Data to process.
==============================

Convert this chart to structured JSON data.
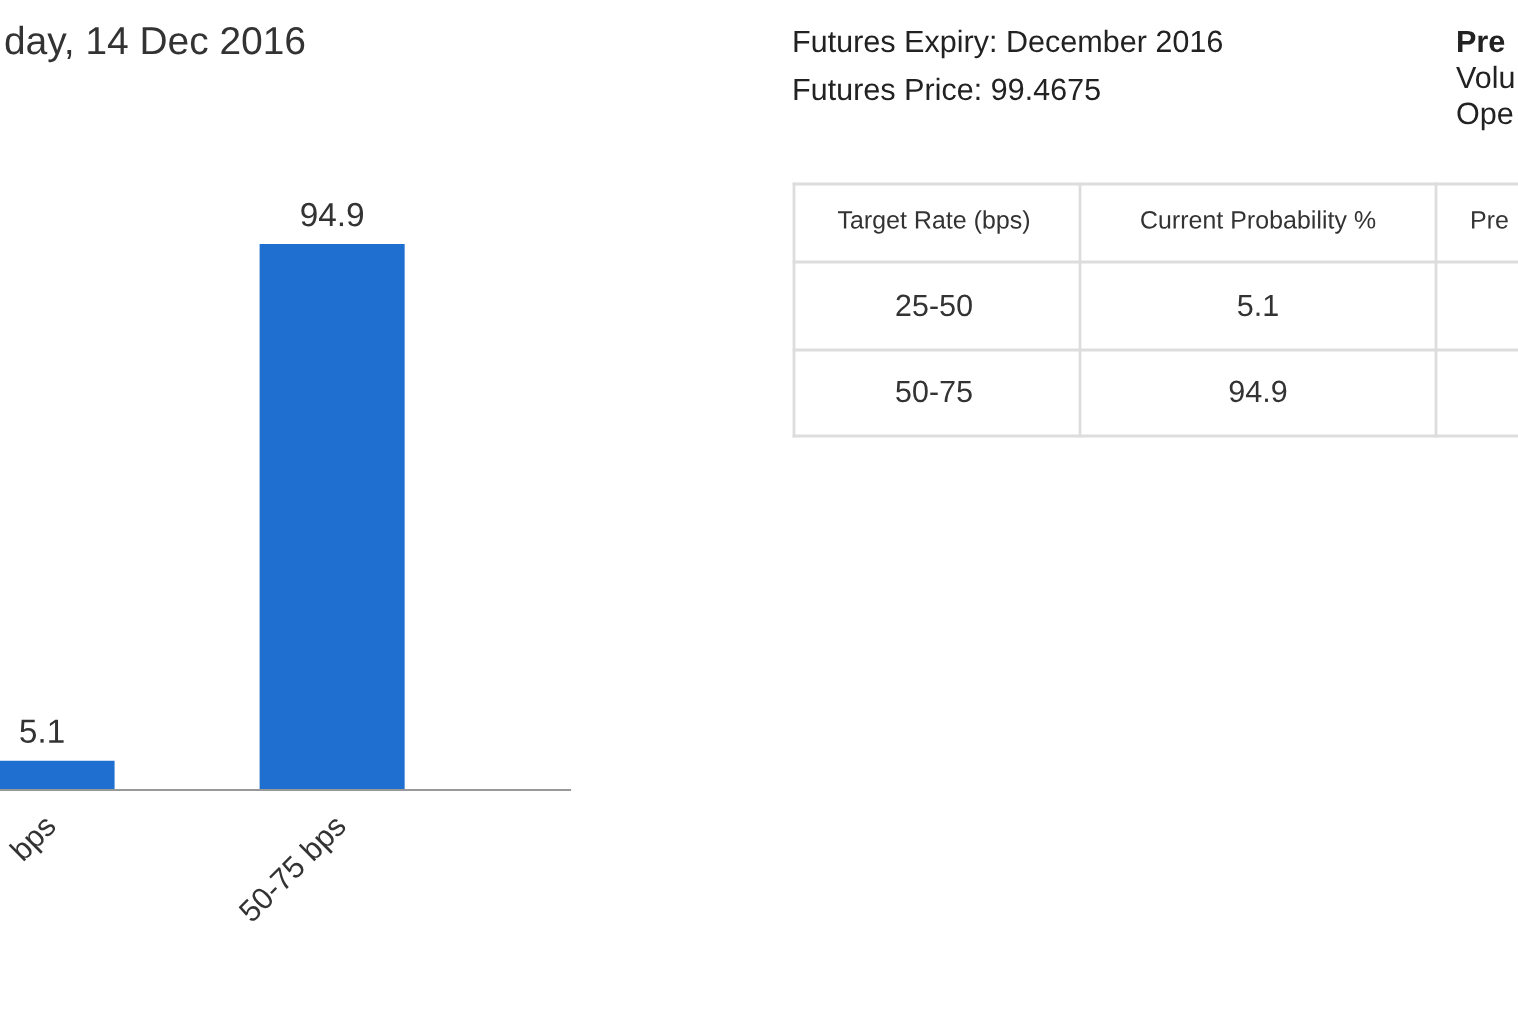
{
  "chart_data": {
    "type": "bar",
    "title": "day, 14 Dec 2016",
    "categories": [
      "bps",
      "50-75 bps"
    ],
    "values": [
      5.1,
      94.9
    ],
    "color": "#1f6fd1",
    "data_labels": true,
    "annotations": [
      "Futures Expiry: December 2016",
      "Futures Price: 99.4675",
      "Pre",
      "Volu",
      "Ope",
      "Target Rate (bps)",
      "Current Probability %",
      "Pre",
      "25-50",
      "5.1",
      "50-75",
      "94.9"
    ]
  }
}
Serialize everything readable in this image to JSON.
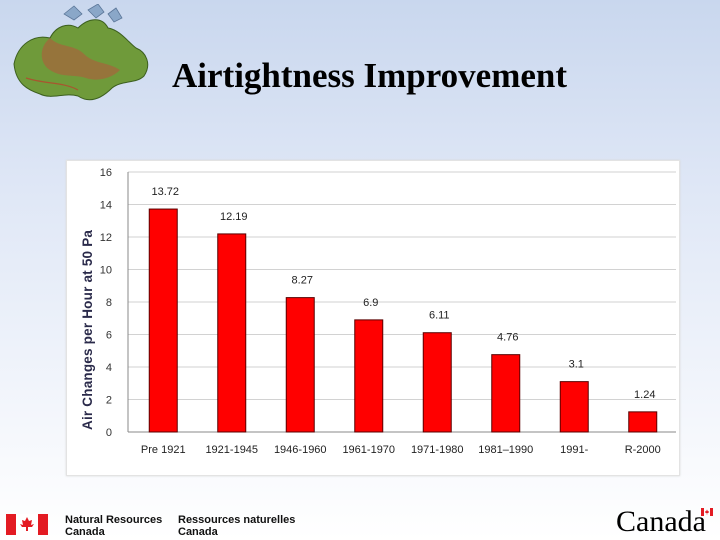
{
  "slide": {
    "title": "Airtightness Improvement"
  },
  "chart_data": {
    "type": "bar",
    "title": "",
    "xlabel": "",
    "ylabel": "Air Changes per Hour at 50 Pa",
    "categories": [
      "Pre 1921",
      "1921-1945",
      "1946-1960",
      "1961-1970",
      "1971-1980",
      "1981–1990",
      "1991-",
      "R-2000"
    ],
    "values": [
      13.72,
      12.19,
      8.27,
      6.9,
      6.11,
      4.76,
      3.1,
      1.24
    ],
    "value_labels": [
      "13.72",
      "12.19",
      "8.27",
      "6.9",
      "6.11",
      "4.76",
      "3.1",
      "1.24"
    ],
    "ylim": [
      0,
      16
    ],
    "yticks": [
      "0",
      "2",
      "4",
      "6",
      "8",
      "10",
      "12",
      "14",
      "16"
    ],
    "grid": true,
    "legend": "none",
    "bar_color": "#ff0000",
    "bar_edge_color": "#5a0000"
  },
  "footer": {
    "org_en_line1": "Natural Resources",
    "org_en_line2": "Canada",
    "org_fr_line1": "Ressources naturelles",
    "org_fr_line2": "Canada",
    "wordmark": "Canada",
    "flag_icon": "canada-flag-icon",
    "flag_color": "#e31b23"
  }
}
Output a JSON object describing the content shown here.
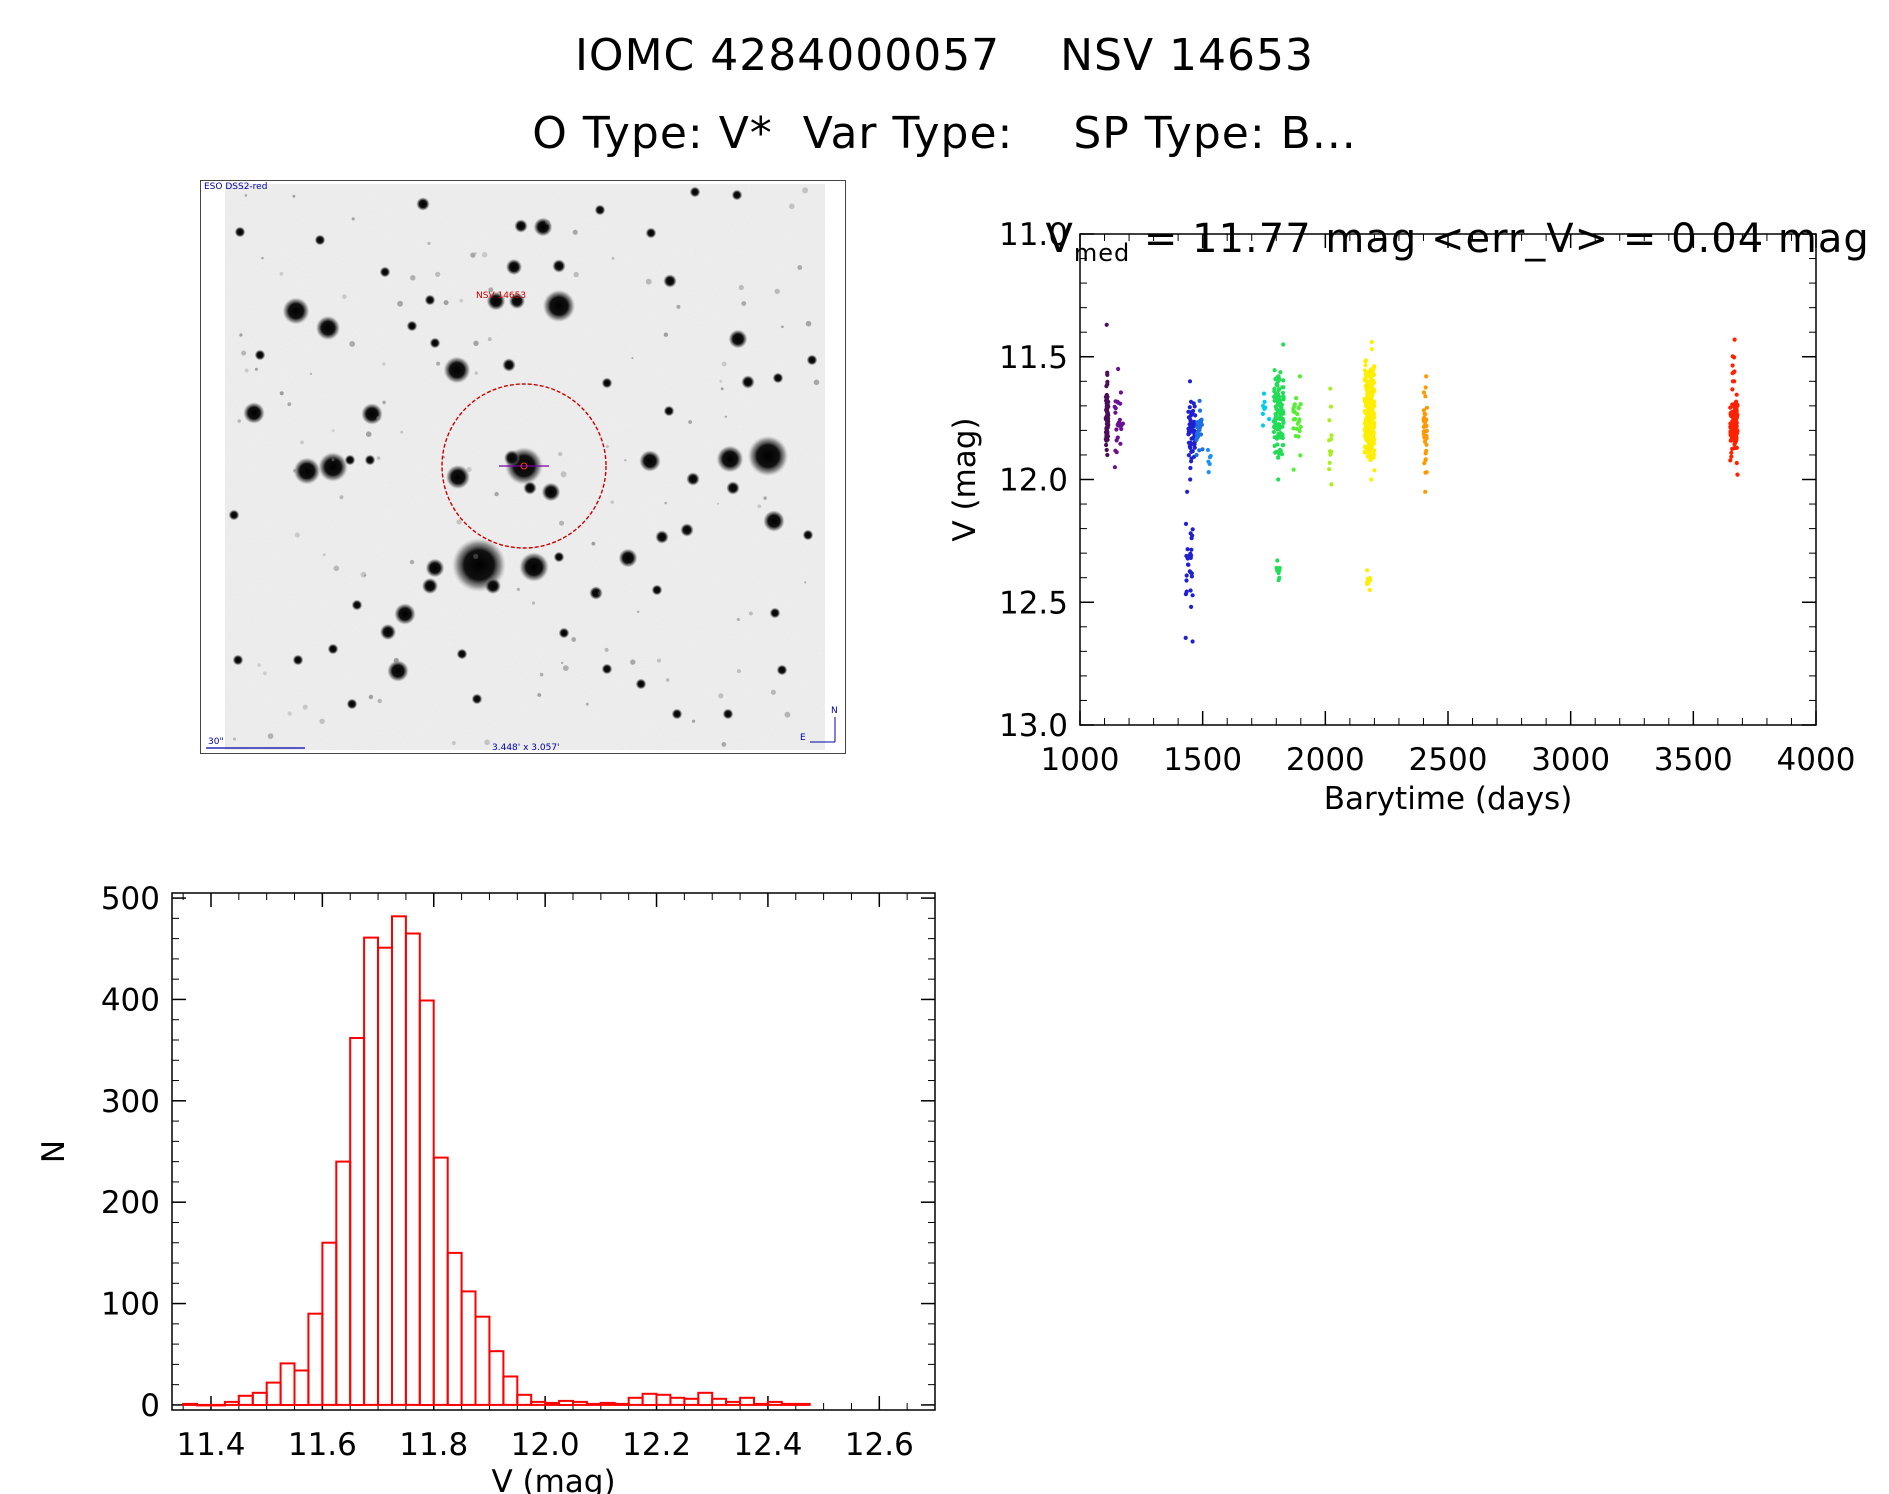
{
  "header": {
    "title_line1": "IOMC 4284000057    NSV 14653",
    "title_line2": "O Type: V*  Var Type:    SP Type: B..."
  },
  "finding_chart": {
    "survey_label": "ESO DSS2-red",
    "target_label": "NSV 14653",
    "scale_label": "30\"",
    "size_label": "3.448' x 3.057'",
    "north_label": "N",
    "east_label": "E"
  },
  "colors": {
    "histogram": "#ff0000",
    "circle": "#cc0000",
    "dss_text": "#0000aa",
    "target_text": "#cc0000"
  },
  "lightcurve_title": {
    "v_letter": "V",
    "subscript": "med",
    "rest": " = 11.77 mag <err_V> = 0.04 mag"
  },
  "chart_data": [
    {
      "type": "scatter",
      "xlabel": "Barytime (days)",
      "ylabel": "V (mag)",
      "xlim": [
        1000,
        4000
      ],
      "ylim": [
        13.0,
        11.0
      ],
      "y_inverted": true,
      "xticks": [
        1000,
        1500,
        2000,
        2500,
        3000,
        3500,
        4000
      ],
      "yticks": [
        "11.0",
        "11.5",
        "12.0",
        "12.5",
        "13.0"
      ],
      "series": [
        {
          "color": "#4b0f5a",
          "x_range": [
            1105,
            1115
          ],
          "y_range": [
            11.62,
            11.88
          ],
          "n": 70
        },
        {
          "color": "#4b0f5a",
          "x_range": [
            1108,
            1112
          ],
          "y_range": [
            11.37,
            11.9
          ],
          "n": 8
        },
        {
          "color": "#6a1090",
          "x_range": [
            1140,
            1175
          ],
          "y_range": [
            11.55,
            11.95
          ],
          "n": 25
        },
        {
          "color": "#2020d0",
          "x_range": [
            1440,
            1470
          ],
          "y_range": [
            11.6,
            12.0
          ],
          "n": 60
        },
        {
          "color": "#2020d0",
          "x_range": [
            1430,
            1460
          ],
          "y_range": [
            12.05,
            12.66
          ],
          "n": 30
        },
        {
          "color": "#1e70e0",
          "x_range": [
            1475,
            1500
          ],
          "y_range": [
            11.68,
            11.9
          ],
          "n": 30
        },
        {
          "color": "#1e90ff",
          "x_range": [
            1520,
            1535
          ],
          "y_range": [
            11.88,
            11.97
          ],
          "n": 6
        },
        {
          "color": "#00ccee",
          "x_range": [
            1745,
            1775
          ],
          "y_range": [
            11.65,
            11.78
          ],
          "n": 8
        },
        {
          "color": "#22dd55",
          "x_range": [
            1790,
            1830
          ],
          "y_range": [
            11.45,
            12.0
          ],
          "n": 120
        },
        {
          "color": "#22dd55",
          "x_range": [
            1800,
            1815
          ],
          "y_range": [
            12.33,
            12.41
          ],
          "n": 8
        },
        {
          "color": "#55ee33",
          "x_range": [
            1870,
            1900
          ],
          "y_range": [
            11.58,
            11.96
          ],
          "n": 25
        },
        {
          "color": "#aaee22",
          "x_range": [
            2015,
            2025
          ],
          "y_range": [
            11.63,
            12.02
          ],
          "n": 12
        },
        {
          "color": "#ffee00",
          "x_range": [
            2160,
            2200
          ],
          "y_range": [
            11.44,
            12.0
          ],
          "n": 260
        },
        {
          "color": "#ffee00",
          "x_range": [
            2170,
            2185
          ],
          "y_range": [
            12.37,
            12.45
          ],
          "n": 8
        },
        {
          "color": "#ff9900",
          "x_range": [
            2400,
            2415
          ],
          "y_range": [
            11.58,
            12.05
          ],
          "n": 35
        },
        {
          "color": "#ff2200",
          "x_range": [
            3650,
            3680
          ],
          "y_range": [
            11.6,
            11.98
          ],
          "n": 110
        },
        {
          "color": "#ff2200",
          "x_range": [
            3660,
            3670
          ],
          "y_range": [
            11.43,
            11.6
          ],
          "n": 8
        }
      ]
    },
    {
      "type": "bar",
      "subtype": "histogram",
      "xlabel": "V (mag)",
      "ylabel": "N",
      "xlim": [
        11.33,
        12.7
      ],
      "ylim": [
        -5,
        505
      ],
      "xticks": [
        "11.4",
        "11.6",
        "11.8",
        "12.0",
        "12.2",
        "12.4",
        "12.6"
      ],
      "yticks": [
        "0",
        "100",
        "200",
        "300",
        "400",
        "500"
      ],
      "bin_width": 0.025,
      "bin_start": 11.35,
      "values": [
        1,
        0,
        0,
        3,
        9,
        12,
        22,
        41,
        34,
        90,
        160,
        240,
        362,
        461,
        451,
        482,
        465,
        399,
        244,
        150,
        112,
        87,
        53,
        28,
        10,
        3,
        2,
        4,
        3,
        1,
        2,
        1,
        7,
        11,
        10,
        7,
        6,
        12,
        6,
        3,
        7,
        1,
        3,
        1,
        1
      ]
    }
  ]
}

==============================

Task description. Select all lines in the listing above where the word "xlabel" appears, and show them.

Answer for this exercise.
    "xlabel": "",
      "xlabel": "Barytime (days)",
      "xlabel": "V (mag)",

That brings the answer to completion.